## Exercise directions
Gather up every line from the entries below that uses the word "Output".

## Extracted information
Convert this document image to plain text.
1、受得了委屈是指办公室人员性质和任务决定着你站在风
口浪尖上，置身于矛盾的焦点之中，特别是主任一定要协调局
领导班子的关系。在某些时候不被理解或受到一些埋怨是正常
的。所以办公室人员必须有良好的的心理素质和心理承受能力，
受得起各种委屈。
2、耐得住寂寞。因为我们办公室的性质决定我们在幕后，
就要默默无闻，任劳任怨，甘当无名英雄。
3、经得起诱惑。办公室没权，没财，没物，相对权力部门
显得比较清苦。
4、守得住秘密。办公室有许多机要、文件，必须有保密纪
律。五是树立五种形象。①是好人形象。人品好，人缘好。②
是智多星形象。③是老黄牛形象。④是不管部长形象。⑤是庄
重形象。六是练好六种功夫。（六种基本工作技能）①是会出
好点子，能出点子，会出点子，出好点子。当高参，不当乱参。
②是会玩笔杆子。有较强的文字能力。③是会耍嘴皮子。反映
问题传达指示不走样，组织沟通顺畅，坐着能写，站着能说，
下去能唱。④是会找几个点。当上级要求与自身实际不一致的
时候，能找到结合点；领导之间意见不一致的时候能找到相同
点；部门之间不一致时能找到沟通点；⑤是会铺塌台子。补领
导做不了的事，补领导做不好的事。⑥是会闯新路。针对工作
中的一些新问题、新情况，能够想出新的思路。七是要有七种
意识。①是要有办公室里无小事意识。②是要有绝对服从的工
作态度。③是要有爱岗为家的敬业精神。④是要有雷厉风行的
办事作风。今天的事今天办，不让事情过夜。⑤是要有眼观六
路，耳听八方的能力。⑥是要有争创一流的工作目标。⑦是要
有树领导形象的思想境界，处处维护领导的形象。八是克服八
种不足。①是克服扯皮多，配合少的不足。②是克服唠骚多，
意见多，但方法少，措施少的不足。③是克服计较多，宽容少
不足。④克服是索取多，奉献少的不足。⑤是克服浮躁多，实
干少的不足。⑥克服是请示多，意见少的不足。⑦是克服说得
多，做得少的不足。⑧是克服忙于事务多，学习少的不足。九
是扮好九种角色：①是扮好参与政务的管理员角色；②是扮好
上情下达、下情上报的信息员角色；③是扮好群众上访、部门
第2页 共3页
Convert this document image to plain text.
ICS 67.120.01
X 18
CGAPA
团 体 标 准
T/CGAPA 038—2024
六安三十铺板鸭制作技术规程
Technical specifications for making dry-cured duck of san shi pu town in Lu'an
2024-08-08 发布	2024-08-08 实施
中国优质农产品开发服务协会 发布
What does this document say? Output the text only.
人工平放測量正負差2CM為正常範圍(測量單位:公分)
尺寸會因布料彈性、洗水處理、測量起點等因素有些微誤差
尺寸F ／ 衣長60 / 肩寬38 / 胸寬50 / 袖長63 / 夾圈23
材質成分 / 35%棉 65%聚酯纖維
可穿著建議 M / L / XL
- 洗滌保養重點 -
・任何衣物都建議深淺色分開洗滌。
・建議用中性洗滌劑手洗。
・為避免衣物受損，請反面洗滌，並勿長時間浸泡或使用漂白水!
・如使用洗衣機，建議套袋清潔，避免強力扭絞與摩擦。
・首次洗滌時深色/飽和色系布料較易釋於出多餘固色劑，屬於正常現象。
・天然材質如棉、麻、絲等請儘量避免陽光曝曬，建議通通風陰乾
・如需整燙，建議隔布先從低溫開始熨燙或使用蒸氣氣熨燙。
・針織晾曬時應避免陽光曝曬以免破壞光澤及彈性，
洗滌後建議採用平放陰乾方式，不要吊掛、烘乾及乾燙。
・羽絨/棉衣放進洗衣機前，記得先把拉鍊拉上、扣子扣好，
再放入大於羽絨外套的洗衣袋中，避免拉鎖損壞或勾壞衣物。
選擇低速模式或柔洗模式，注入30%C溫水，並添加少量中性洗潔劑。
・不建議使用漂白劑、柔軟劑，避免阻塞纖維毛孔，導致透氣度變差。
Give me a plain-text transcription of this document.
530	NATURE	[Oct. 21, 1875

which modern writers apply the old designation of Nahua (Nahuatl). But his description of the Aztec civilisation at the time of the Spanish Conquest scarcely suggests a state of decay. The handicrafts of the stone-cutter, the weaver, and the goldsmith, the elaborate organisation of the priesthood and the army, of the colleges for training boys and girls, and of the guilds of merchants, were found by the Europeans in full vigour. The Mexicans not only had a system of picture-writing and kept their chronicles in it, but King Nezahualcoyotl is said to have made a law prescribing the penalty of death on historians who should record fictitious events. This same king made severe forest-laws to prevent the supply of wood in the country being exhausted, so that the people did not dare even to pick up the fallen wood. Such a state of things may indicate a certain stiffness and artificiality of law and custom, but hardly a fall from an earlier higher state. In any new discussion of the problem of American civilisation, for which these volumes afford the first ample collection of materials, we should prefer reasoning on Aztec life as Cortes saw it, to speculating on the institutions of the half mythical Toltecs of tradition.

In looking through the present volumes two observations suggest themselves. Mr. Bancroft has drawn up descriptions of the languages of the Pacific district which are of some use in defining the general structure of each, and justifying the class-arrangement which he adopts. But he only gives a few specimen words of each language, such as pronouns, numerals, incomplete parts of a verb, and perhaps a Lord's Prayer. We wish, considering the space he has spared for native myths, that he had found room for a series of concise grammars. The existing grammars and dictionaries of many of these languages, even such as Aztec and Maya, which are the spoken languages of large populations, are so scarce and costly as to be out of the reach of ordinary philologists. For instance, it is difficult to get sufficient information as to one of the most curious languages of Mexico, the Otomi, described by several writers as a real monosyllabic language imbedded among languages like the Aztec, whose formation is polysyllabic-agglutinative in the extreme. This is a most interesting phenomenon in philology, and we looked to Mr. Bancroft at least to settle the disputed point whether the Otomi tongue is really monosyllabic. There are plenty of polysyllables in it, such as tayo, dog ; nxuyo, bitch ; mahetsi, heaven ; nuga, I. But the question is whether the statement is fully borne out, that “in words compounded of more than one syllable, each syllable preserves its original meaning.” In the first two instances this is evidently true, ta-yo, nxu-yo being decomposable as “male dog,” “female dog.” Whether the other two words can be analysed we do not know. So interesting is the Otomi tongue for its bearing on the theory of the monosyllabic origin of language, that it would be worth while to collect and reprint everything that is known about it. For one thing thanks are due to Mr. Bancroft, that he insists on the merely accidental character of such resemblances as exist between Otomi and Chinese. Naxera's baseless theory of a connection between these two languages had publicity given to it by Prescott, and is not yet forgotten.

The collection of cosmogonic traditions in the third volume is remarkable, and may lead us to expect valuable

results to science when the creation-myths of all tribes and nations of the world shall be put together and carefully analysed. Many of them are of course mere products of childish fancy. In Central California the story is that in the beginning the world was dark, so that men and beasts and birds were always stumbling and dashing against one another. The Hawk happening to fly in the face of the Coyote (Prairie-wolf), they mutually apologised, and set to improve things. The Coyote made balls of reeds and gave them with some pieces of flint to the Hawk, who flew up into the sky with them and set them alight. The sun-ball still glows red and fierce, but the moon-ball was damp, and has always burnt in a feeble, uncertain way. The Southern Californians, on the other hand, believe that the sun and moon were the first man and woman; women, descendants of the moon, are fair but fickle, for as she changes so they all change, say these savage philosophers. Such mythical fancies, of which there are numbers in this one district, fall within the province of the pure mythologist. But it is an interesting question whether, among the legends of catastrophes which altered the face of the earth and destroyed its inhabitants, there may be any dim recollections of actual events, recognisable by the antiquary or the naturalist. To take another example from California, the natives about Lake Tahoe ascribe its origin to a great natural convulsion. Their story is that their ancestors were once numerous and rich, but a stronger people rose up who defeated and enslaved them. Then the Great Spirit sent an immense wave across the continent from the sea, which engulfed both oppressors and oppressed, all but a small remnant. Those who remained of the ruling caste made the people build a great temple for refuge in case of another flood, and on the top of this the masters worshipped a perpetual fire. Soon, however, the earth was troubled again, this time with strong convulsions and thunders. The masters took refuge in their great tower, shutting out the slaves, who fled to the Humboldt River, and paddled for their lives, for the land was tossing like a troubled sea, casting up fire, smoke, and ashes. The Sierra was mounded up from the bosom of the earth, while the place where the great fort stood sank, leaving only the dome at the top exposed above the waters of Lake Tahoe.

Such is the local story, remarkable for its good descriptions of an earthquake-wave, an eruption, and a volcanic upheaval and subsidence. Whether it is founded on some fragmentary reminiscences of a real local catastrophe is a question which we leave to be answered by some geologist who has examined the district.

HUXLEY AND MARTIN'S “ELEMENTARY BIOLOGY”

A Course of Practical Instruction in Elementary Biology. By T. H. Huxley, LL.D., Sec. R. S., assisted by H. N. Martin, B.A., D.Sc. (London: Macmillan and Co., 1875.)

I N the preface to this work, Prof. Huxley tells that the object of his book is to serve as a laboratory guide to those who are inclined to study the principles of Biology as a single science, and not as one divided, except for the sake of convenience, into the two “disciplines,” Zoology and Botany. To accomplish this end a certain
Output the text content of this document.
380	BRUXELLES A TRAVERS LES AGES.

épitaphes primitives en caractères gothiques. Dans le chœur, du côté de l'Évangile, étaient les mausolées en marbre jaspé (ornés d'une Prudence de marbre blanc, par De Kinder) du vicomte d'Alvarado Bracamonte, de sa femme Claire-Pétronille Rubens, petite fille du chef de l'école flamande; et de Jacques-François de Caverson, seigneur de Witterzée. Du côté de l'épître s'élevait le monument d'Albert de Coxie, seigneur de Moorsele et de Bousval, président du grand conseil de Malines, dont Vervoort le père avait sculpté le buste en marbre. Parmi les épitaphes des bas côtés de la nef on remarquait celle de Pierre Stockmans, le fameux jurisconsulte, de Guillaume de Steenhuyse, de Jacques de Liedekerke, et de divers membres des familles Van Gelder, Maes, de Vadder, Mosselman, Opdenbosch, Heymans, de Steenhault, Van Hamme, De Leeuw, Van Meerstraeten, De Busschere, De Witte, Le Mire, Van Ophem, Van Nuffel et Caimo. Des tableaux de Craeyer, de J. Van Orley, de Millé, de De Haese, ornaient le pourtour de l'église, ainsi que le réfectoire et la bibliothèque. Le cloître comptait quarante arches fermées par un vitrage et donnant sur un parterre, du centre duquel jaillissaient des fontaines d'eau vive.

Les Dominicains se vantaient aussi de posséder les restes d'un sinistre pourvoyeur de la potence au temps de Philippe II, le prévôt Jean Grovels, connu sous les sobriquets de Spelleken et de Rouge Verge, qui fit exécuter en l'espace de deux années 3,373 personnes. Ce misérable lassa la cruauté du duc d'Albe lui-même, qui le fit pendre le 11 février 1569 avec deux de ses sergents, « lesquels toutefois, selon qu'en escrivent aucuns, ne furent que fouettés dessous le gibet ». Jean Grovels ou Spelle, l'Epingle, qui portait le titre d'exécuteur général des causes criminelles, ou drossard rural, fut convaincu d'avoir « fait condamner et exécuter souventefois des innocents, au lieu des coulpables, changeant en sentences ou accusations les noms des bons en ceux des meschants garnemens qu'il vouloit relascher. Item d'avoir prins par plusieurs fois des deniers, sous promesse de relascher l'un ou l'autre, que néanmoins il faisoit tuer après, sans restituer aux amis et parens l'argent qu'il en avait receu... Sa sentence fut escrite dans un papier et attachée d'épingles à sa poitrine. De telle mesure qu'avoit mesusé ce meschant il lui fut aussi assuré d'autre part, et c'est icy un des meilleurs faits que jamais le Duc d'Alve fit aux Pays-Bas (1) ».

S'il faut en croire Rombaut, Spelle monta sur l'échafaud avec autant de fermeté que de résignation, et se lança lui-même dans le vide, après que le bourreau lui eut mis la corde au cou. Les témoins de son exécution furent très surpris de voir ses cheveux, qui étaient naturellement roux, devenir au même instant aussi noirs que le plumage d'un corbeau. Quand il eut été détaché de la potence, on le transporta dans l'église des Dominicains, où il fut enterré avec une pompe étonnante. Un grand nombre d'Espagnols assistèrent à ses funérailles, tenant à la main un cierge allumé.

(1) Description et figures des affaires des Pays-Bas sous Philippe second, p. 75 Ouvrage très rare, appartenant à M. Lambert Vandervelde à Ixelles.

## Response to this exercise
What does this document say? Output the text only.
Output the text content of this document.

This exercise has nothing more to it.